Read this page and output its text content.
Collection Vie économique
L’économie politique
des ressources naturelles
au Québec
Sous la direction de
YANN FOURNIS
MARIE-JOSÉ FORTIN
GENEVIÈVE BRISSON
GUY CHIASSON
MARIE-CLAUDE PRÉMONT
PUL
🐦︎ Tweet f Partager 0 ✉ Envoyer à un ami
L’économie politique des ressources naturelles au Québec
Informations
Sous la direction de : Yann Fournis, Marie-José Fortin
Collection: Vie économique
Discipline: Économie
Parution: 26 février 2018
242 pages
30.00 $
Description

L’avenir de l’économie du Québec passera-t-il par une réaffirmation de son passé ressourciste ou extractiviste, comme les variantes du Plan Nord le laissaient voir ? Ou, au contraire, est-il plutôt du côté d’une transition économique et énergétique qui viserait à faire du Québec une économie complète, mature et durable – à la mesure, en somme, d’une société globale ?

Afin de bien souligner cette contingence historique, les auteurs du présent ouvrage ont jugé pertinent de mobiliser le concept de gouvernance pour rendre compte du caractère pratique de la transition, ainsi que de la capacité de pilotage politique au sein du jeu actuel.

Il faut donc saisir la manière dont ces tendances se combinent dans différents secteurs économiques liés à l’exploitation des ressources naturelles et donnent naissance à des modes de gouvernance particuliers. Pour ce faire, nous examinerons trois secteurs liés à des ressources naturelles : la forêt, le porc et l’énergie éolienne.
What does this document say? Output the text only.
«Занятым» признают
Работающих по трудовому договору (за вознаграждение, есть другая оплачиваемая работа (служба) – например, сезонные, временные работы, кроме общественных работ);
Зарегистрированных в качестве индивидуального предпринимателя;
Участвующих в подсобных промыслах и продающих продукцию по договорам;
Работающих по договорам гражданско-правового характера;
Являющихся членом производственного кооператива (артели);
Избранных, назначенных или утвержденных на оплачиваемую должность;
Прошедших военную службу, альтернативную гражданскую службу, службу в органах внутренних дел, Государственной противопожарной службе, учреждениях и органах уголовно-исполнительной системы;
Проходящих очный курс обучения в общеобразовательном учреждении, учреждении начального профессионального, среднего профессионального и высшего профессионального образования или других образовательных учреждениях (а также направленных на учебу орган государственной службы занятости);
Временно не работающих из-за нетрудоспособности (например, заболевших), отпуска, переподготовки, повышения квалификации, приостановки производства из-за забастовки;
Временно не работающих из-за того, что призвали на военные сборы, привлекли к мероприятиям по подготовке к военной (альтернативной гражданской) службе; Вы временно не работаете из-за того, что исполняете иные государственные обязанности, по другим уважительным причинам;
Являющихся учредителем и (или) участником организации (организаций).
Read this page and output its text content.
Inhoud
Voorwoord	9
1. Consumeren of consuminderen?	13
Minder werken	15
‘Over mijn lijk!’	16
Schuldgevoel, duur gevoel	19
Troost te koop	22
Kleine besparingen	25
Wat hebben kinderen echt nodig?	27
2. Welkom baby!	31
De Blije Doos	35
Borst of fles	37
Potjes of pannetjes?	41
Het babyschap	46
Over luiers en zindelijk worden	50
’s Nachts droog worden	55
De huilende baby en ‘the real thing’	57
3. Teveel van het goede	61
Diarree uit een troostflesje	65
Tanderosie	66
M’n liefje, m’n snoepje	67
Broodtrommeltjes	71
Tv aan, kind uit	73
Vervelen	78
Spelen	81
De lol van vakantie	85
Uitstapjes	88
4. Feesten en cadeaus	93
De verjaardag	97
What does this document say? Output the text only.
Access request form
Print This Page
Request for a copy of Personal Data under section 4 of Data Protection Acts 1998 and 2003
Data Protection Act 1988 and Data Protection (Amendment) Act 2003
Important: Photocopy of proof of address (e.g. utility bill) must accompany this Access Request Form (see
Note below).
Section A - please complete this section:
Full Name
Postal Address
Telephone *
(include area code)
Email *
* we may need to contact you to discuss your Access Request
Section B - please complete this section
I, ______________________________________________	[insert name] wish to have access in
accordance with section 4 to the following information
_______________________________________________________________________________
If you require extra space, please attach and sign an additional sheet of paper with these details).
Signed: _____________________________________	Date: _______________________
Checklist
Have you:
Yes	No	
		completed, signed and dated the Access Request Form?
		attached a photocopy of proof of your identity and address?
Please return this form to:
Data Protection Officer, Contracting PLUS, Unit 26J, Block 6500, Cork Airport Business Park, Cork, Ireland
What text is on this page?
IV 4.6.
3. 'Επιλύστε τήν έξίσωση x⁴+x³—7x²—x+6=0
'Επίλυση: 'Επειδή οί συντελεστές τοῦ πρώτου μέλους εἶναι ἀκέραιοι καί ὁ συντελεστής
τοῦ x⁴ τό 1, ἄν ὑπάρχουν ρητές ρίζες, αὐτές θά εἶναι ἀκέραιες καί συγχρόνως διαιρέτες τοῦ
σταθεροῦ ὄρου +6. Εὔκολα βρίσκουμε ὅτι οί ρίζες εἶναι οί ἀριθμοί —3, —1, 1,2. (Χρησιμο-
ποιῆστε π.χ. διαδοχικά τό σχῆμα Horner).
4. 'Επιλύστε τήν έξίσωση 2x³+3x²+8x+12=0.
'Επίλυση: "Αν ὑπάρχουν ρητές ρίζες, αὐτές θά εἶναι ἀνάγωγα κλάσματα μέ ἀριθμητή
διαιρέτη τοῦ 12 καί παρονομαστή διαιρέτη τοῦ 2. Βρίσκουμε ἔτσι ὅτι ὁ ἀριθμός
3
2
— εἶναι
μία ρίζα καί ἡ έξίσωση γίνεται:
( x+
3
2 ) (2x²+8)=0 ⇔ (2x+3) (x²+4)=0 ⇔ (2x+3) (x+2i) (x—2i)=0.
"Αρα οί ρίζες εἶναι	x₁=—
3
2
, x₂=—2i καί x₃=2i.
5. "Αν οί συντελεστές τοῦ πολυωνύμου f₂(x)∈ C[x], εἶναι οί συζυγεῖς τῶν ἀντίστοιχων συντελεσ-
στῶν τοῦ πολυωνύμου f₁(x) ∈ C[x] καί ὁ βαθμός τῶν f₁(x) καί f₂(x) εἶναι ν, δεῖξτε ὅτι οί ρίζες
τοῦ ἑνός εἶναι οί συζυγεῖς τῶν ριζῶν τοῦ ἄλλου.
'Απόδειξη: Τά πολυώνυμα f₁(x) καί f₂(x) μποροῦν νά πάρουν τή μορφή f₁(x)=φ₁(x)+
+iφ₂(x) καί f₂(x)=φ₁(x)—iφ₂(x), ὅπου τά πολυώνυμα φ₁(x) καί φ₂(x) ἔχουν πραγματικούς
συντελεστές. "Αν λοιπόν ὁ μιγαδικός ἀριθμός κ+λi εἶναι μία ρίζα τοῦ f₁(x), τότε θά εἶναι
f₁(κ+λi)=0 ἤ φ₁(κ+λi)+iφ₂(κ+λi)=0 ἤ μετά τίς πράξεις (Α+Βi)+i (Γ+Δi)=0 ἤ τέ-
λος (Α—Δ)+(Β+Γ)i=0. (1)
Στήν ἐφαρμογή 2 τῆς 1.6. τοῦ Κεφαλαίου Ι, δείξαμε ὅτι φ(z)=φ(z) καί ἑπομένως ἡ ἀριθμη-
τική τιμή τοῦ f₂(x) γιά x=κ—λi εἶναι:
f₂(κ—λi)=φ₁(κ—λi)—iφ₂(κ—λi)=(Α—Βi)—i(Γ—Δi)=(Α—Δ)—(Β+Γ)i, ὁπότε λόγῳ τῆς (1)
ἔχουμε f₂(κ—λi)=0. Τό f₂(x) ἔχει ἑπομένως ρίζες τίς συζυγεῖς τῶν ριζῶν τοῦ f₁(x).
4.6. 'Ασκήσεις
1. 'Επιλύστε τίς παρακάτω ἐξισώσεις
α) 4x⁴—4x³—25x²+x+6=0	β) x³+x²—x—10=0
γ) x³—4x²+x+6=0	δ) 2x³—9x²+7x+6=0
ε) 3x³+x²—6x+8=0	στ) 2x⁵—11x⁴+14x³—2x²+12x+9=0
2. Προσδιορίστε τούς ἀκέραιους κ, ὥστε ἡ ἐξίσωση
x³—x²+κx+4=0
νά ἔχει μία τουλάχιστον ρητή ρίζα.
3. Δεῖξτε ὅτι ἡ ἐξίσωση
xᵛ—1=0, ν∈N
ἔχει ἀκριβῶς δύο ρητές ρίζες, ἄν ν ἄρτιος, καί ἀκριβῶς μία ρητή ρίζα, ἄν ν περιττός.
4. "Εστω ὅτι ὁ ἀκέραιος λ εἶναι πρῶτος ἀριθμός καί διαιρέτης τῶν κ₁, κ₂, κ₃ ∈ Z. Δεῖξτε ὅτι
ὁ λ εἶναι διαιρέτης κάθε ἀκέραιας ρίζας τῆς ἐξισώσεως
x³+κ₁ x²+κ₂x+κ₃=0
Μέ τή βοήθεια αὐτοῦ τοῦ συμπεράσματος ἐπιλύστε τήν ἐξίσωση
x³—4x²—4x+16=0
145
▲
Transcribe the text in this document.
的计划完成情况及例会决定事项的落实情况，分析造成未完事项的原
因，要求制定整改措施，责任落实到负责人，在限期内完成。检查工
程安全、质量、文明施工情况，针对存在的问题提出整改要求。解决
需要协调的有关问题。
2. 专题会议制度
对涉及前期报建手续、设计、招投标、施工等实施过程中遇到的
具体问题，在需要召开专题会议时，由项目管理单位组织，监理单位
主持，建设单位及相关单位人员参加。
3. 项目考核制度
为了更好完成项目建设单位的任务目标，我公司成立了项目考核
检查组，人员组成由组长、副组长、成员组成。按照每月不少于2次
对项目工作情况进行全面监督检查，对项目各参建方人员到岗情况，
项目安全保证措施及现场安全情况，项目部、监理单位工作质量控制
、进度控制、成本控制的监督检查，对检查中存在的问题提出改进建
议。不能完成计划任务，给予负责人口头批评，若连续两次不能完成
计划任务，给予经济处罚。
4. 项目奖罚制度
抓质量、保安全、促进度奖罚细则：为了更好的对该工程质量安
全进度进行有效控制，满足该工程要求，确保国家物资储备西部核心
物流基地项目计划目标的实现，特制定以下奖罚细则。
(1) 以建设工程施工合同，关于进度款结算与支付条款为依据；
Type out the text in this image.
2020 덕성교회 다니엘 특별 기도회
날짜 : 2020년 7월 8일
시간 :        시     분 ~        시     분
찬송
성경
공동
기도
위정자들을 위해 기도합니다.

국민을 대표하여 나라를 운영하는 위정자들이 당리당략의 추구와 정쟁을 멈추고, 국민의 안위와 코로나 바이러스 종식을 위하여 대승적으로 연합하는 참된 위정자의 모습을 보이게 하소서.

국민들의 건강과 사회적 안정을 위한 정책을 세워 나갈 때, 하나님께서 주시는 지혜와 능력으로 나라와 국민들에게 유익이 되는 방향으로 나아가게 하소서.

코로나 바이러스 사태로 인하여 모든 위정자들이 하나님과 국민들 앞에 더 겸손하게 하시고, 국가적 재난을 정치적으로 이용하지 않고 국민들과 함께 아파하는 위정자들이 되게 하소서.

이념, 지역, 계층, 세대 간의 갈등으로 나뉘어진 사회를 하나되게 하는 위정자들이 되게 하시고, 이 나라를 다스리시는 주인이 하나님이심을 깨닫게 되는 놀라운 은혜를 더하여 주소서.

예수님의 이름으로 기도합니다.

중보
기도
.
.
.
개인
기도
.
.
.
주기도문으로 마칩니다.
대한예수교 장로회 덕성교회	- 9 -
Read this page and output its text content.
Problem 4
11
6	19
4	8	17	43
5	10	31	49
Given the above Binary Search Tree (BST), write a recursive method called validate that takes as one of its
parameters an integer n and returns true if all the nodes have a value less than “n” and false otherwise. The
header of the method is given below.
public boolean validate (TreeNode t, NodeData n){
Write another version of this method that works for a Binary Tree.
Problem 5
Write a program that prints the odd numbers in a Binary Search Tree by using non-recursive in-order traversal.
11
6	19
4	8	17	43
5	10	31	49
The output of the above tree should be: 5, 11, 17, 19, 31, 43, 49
· · · · ·
Repeat the line that contains "Transcribe the text in this document.", then every line after it until the records end, with nothing added.

▶ **Solved problem**
Transcribe the text in this document.
的计划完成情况及例会决定事项的落实情况，分析造成未完事项的原
因，要求制定整改措施，责任落实到负责人，在限期内完成。检查工
程安全、质量、文明施工情况，针对存在的问题提出整改要求。解决
需要协调的有关问题。
2. 专题会议制度
对涉及前期报建手续、设计、招投标、施工等实施过程中遇到的
具体问题，在需要召开专题会议时，由项目管理单位组织，监理单位
主持，建设单位及相关单位人员参加。
3. 项目考核制度
为了更好完成项目建设单位的任务目标，我公司成立了项目考核
检查组，人员组成由组长、副组长、成员组成。按照每月不少于2次
对项目工作情况进行全面监督检查，对项目各参建方人员到岗情况，
项目安全保证措施及现场安全情况，项目部、监理单位工作质量控制
、进度控制、成本控制的监督检查，对检查中存在的问题提出改进建
议。不能完成计划任务，给予负责人口头批评，若连续两次不能完成
计划任务，给予经济处罚。
4. 项目奖罚制度
抓质量、保安全、促进度奖罚细则：为了更好的对该工程质量安
全进度进行有效控制，满足该工程要求，确保国家物资储备西部核心
物流基地项目计划目标的实现，特制定以下奖罚细则。
(1) 以建设工程施工合同，关于进度款结算与支付条款为依据；
Type out the text in this image.
2020 덕성교회 다니엘 특별 기도회
날짜 : 2020년 7월 8일
시간 :        시     분 ~        시     분
찬송
성경
공동
기도
위정자들을 위해 기도합니다.

국민을 대표하여 나라를 운영하는 위정자들이 당리당략의 추구와 정쟁을 멈추고, 국민의 안위와 코로나 바이러스 종식을 위하여 대승적으로 연합하는 참된 위정자의 모습을 보이게 하소서.

국민들의 건강과 사회적 안정을 위한 정책을 세워 나갈 때, 하나님께서 주시는 지혜와 능력으로 나라와 국민들에게 유익이 되는 방향으로 나아가게 하소서.

코로나 바이러스 사태로 인하여 모든 위정자들이 하나님과 국민들 앞에 더 겸손하게 하시고, 국가적 재난을 정치적으로 이용하지 않고 국민들과 함께 아파하는 위정자들이 되게 하소서.

이념, 지역, 계층, 세대 간의 갈등으로 나뉘어진 사회를 하나되게 하는 위정자들이 되게 하시고, 이 나라를 다스리시는 주인이 하나님이심을 깨닫게 되는 놀라운 은혜를 더하여 주소서.

예수님의 이름으로 기도합니다.

중보
기도
.
.
.
개인
기도
.
.
.
주기도문으로 마칩니다.
대한예수교 장로회 덕성교회	- 9 -
Read this page and output its text content.
Problem 4
11
6	19
4	8	17	43
5	10	31	49
Given the above Binary Search Tree (BST), write a recursive method called validate that takes as one of its
parameters an integer n and returns true if all the nodes have a value less than “n” and false otherwise. The
header of the method is given below.
public boolean validate (TreeNode t, NodeData n){
Write another version of this method that works for a Binary Tree.
Problem 5
Write a program that prints the odd numbers in a Binary Search Tree by using non-recursive in-order traversal.
11
6	19
4	8	17	43
5	10	31	49
The output of the above tree should be: 5, 11, 17, 19, 31, 43, 49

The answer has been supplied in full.